◆ TASK GOAL
Copy every line that contains the string "color" from the entries below.

• • •

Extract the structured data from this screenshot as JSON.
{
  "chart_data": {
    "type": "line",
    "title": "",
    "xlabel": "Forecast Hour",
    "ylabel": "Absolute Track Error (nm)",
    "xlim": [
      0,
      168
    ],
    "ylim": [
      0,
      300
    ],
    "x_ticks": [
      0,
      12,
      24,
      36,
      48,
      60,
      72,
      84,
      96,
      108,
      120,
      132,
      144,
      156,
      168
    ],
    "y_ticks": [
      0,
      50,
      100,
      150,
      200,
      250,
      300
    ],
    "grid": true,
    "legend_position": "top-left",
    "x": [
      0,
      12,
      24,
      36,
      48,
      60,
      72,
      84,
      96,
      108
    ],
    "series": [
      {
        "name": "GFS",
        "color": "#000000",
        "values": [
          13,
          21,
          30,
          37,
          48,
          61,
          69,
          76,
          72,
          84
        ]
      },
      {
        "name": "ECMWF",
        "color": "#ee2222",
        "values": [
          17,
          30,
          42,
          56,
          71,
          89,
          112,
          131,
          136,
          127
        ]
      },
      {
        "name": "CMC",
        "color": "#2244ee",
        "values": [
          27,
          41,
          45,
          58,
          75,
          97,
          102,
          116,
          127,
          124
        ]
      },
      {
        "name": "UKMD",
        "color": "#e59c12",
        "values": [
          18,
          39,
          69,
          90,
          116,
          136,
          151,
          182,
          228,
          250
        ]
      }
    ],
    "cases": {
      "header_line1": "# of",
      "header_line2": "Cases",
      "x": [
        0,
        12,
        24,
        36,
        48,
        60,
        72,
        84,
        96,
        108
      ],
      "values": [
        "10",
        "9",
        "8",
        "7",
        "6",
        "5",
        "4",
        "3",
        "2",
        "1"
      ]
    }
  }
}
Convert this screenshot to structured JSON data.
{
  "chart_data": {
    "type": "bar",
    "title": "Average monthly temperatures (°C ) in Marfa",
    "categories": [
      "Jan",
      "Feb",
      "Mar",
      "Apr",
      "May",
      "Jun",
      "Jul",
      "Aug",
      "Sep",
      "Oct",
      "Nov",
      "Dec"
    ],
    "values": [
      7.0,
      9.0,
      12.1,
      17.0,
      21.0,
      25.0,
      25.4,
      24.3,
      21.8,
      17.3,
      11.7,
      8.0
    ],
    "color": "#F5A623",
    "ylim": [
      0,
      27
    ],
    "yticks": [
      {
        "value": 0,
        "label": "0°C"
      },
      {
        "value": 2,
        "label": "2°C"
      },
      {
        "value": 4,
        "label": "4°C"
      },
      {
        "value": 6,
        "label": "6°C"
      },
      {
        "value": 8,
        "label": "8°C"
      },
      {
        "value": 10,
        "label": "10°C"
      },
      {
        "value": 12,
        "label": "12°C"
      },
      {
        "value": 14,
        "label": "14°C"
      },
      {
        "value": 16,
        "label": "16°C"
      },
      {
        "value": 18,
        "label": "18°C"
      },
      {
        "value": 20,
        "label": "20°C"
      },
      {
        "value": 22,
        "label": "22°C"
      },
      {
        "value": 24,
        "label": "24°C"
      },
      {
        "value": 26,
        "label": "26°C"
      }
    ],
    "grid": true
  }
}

• • •

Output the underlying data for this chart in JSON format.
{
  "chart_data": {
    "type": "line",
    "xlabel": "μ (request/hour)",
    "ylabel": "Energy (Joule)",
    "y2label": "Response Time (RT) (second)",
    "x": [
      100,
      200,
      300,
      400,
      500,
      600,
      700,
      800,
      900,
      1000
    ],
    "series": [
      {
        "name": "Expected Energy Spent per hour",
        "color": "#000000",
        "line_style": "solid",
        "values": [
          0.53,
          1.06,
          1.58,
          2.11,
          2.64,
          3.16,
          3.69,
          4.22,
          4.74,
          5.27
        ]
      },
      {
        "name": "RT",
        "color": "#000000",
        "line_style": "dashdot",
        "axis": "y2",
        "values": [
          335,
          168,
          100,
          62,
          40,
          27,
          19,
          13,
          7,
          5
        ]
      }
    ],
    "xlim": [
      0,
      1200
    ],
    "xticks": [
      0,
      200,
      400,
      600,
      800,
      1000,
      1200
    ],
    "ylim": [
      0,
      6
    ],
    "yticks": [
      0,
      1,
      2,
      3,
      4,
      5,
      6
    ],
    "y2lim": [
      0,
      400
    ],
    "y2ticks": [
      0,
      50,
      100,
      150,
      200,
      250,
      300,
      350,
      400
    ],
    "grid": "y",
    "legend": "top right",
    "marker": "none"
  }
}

• • •

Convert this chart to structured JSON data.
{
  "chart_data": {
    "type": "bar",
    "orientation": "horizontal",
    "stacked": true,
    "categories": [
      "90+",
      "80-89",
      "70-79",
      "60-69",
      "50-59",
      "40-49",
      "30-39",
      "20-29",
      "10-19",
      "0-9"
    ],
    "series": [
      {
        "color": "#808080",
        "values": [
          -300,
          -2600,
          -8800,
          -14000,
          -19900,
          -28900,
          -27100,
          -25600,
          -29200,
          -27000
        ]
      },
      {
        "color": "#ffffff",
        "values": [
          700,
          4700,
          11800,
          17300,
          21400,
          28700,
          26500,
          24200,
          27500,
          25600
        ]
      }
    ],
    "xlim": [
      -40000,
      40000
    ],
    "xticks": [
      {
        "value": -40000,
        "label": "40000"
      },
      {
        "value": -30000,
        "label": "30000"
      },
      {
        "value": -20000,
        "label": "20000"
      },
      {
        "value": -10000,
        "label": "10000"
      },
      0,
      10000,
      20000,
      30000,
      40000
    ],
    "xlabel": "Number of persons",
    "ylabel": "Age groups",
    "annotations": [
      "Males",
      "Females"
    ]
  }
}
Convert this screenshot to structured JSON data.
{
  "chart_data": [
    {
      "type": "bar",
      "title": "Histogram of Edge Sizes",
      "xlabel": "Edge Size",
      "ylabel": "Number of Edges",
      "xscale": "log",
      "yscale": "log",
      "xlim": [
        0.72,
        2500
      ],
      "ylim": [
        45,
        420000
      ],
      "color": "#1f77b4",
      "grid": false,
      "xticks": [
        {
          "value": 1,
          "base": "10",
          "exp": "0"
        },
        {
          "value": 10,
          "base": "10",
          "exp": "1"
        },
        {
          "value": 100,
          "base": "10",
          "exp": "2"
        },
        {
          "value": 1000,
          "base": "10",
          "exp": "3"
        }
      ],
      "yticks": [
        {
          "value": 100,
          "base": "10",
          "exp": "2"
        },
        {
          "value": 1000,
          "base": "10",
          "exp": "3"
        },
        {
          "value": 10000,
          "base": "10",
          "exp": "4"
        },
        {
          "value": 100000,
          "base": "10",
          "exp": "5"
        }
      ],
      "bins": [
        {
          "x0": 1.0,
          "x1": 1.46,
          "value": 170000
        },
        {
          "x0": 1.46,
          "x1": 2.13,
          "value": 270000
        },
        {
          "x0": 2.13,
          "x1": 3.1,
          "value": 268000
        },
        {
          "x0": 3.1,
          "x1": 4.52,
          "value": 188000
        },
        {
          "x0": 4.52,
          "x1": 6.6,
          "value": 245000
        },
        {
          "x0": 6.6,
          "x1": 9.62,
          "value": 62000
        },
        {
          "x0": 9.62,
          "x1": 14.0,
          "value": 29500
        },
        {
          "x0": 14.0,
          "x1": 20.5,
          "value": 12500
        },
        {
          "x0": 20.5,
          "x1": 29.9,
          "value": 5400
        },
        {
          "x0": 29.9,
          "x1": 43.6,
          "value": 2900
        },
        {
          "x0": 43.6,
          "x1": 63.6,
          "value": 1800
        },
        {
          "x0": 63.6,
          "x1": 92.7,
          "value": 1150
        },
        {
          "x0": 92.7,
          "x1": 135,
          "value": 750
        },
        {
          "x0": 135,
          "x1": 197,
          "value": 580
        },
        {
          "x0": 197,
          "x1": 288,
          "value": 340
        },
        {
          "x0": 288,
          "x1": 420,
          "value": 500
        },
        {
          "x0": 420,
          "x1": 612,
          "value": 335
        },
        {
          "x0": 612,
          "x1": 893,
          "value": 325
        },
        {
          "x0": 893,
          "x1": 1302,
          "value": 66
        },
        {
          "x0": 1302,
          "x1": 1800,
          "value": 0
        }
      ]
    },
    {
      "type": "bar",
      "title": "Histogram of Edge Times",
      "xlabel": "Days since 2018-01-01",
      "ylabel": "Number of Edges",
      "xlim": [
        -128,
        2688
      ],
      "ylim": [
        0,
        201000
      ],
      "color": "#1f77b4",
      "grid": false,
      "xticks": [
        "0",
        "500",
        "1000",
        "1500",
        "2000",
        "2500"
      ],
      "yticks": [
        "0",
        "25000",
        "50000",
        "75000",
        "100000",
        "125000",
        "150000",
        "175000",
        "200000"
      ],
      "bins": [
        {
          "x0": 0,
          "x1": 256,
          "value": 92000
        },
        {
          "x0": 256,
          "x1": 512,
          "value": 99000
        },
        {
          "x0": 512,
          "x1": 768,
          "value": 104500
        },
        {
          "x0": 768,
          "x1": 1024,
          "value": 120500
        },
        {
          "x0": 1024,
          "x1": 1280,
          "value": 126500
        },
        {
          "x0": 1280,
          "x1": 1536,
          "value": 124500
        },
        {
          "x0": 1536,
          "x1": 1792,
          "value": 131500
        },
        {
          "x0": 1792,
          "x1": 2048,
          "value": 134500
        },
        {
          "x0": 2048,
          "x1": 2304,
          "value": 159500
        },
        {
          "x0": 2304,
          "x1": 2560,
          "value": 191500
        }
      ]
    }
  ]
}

• • •

◆ WRITTEN ANSWER
        "color": "#000000",
        "color": "#ee2222",
        "color": "#2244ee",
        "color": "#e59c12",
    "color": "#F5A623",
        "color": "#000000",
        "color": "#000000",
        "color": "#808080",
        "color": "#ffffff",
      "color": "#1f77b4",
      "color": "#1f77b4",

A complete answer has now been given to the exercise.